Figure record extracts
________________________

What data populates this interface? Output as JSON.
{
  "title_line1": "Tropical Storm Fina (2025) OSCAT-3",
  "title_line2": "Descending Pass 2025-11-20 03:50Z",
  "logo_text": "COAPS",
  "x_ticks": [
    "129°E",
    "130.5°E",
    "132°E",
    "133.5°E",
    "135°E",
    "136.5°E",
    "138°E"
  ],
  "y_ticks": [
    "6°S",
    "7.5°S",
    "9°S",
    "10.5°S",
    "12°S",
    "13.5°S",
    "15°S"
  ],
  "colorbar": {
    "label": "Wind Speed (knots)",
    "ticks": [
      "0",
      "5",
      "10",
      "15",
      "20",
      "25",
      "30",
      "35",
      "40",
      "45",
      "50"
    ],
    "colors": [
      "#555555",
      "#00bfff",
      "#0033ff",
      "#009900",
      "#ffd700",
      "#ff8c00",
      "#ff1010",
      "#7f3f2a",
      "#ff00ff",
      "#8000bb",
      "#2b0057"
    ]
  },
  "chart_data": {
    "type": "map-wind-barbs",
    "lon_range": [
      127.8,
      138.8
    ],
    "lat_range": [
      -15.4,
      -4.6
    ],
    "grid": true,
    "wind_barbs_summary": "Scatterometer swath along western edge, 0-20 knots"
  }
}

________________________

PROBLEM STATEMENT: Working from the material above, retype it in its entirety without change.

EXERCISE SOLUTION:
What data populates this interface? Output as JSON.
{
  "title_line1": "Tropical Storm Fina (2025) OSCAT-3",
  "title_line2": "Descending Pass 2025-11-20 03:50Z",
  "logo_text": "COAPS",
  "x_ticks": [
    "129°E",
    "130.5°E",
    "132°E",
    "133.5°E",
    "135°E",
    "136.5°E",
    "138°E"
  ],
  "y_ticks": [
    "6°S",
    "7.5°S",
    "9°S",
    "10.5°S",
    "12°S",
    "13.5°S",
    "15°S"
  ],
  "colorbar": {
    "label": "Wind Speed (knots)",
    "ticks": [
      "0",
      "5",
      "10",
      "15",
      "20",
      "25",
      "30",
      "35",
      "40",
      "45",
      "50"
    ],
    "colors": [
      "#555555",
      "#00bfff",
      "#0033ff",
      "#009900",
      "#ffd700",
      "#ff8c00",
      "#ff1010",
      "#7f3f2a",
      "#ff00ff",
      "#8000bb",
      "#2b0057"
    ]
  },
  "chart_data": {
    "type": "map-wind-barbs",
    "lon_range": [
      127.8,
      138.8
    ],
    "lat_range": [
      -15.4,
      -4.6
    ],
    "grid": true,
    "wind_barbs_summary": "Scatterometer swath along western edge, 0-20 knots"
  }
}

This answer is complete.